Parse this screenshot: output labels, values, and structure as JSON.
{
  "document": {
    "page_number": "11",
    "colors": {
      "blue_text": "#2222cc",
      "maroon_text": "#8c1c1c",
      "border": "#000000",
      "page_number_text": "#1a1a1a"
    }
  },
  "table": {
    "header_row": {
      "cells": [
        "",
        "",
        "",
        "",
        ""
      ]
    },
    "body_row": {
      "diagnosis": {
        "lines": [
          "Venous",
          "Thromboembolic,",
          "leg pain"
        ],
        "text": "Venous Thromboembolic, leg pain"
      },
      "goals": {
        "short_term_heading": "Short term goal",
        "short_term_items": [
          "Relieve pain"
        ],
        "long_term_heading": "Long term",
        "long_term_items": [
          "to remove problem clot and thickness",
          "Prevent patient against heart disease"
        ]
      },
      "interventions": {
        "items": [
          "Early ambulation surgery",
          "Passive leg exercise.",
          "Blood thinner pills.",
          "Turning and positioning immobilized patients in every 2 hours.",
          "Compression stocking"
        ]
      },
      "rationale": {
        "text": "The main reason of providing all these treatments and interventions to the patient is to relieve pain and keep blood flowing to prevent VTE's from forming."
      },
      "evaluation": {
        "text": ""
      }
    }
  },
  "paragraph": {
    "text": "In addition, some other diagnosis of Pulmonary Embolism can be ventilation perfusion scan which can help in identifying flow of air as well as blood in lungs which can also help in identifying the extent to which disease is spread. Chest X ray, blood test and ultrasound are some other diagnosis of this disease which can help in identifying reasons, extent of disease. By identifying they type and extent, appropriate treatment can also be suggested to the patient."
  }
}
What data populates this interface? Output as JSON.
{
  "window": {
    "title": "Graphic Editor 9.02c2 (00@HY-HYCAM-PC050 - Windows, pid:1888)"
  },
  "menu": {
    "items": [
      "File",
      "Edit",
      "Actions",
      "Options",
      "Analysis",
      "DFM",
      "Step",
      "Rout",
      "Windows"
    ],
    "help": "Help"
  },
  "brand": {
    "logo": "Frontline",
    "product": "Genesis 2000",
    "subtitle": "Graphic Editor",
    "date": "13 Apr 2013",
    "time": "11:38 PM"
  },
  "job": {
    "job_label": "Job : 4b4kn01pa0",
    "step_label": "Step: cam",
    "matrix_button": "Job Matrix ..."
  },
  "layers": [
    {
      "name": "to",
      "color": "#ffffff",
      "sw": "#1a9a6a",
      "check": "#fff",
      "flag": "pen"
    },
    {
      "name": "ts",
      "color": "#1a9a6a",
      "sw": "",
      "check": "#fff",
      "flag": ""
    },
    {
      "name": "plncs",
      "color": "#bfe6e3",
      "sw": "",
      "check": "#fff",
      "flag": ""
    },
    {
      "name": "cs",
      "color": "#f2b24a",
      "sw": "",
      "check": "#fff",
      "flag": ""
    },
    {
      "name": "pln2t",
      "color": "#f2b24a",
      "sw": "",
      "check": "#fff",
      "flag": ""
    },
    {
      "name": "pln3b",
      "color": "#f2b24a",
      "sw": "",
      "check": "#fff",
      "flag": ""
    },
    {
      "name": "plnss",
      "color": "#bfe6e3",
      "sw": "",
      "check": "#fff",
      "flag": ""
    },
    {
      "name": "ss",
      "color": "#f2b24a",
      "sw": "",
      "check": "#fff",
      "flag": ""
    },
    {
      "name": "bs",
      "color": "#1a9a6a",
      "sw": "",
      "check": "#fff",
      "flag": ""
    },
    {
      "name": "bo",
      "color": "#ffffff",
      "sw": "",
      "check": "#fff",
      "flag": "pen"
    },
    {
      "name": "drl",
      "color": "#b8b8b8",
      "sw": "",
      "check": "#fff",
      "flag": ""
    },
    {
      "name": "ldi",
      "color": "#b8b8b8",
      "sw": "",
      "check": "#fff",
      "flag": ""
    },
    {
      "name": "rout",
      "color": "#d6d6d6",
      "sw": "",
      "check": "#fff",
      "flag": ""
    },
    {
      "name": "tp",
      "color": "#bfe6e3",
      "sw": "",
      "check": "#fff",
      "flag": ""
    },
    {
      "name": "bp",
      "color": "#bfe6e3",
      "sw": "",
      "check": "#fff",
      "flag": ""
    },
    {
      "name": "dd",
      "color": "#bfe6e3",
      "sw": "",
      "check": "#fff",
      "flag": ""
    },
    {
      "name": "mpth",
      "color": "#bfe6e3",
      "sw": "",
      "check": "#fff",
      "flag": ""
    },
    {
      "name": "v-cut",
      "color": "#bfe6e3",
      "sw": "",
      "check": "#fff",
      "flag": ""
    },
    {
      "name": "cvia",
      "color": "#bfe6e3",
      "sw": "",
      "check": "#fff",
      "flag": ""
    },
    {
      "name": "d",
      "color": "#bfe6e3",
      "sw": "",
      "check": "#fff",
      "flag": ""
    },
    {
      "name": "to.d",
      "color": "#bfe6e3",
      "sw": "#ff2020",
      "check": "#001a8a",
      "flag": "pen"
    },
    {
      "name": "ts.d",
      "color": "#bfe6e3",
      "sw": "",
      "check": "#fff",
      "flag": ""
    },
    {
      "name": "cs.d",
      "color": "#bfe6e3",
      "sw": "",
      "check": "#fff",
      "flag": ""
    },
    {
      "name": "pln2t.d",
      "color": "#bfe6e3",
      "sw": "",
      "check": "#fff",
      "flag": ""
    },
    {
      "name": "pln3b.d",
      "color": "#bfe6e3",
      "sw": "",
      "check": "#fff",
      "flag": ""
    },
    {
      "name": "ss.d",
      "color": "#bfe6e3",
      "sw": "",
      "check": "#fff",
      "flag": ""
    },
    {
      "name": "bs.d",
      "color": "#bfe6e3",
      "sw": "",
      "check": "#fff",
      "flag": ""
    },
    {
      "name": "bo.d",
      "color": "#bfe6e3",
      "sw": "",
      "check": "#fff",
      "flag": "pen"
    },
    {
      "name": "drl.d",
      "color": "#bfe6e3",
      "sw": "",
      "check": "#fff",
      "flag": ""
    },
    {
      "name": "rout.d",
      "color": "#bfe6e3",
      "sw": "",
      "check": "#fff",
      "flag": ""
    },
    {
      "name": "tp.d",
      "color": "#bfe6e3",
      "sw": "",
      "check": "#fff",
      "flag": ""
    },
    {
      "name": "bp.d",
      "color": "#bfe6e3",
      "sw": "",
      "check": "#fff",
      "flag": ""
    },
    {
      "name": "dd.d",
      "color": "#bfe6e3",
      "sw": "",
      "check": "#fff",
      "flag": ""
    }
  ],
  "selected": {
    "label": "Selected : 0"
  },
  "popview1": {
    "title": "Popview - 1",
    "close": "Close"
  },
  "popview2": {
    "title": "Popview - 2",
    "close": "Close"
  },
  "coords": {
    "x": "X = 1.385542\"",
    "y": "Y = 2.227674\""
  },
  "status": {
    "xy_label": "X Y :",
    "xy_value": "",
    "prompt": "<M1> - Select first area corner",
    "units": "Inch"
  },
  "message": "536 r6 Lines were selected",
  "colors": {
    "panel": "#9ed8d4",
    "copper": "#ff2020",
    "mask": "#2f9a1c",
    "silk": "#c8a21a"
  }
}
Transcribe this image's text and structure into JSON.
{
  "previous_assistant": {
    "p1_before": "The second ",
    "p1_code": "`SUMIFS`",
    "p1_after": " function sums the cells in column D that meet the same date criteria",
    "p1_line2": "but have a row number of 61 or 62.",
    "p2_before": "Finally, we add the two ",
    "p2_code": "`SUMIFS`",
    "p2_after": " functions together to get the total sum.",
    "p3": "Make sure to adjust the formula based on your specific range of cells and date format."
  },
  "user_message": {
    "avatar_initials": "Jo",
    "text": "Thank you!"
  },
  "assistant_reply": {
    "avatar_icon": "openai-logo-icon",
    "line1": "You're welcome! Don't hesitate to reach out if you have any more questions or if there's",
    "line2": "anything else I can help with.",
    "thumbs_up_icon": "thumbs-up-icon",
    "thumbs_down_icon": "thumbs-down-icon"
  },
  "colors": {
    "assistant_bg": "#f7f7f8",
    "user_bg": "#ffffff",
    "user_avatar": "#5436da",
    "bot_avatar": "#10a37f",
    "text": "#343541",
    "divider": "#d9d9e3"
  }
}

================================

Start from the line that holds "Transcribe this image's" and print each line to the end of the records exactly, leaving out everything before it.

Transcribe this image's text and structure into JSON.
{
  "previous_assistant": {
    "p1_before": "The second ",
    "p1_code": "`SUMIFS`",
    "p1_after": " function sums the cells in column D that meet the same date criteria",
    "p1_line2": "but have a row number of 61 or 62.",
    "p2_before": "Finally, we add the two ",
    "p2_code": "`SUMIFS`",
    "p2_after": " functions together to get the total sum.",
    "p3": "Make sure to adjust the formula based on your specific range of cells and date format."
  },
  "user_message": {
    "avatar_initials": "Jo",
    "text": "Thank you!"
  },
  "assistant_reply": {
    "avatar_icon": "openai-logo-icon",
    "line1": "You're welcome! Don't hesitate to reach out if you have any more questions or if there's",
    "line2": "anything else I can help with.",
    "thumbs_up_icon": "thumbs-up-icon",
    "thumbs_down_icon": "thumbs-down-icon"
  },
  "colors": {
    "assistant_bg": "#f7f7f8",
    "user_bg": "#ffffff",
    "user_avatar": "#5436da",
    "bot_avatar": "#10a37f",
    "text": "#343541",
    "divider": "#d9d9e3"
  }
}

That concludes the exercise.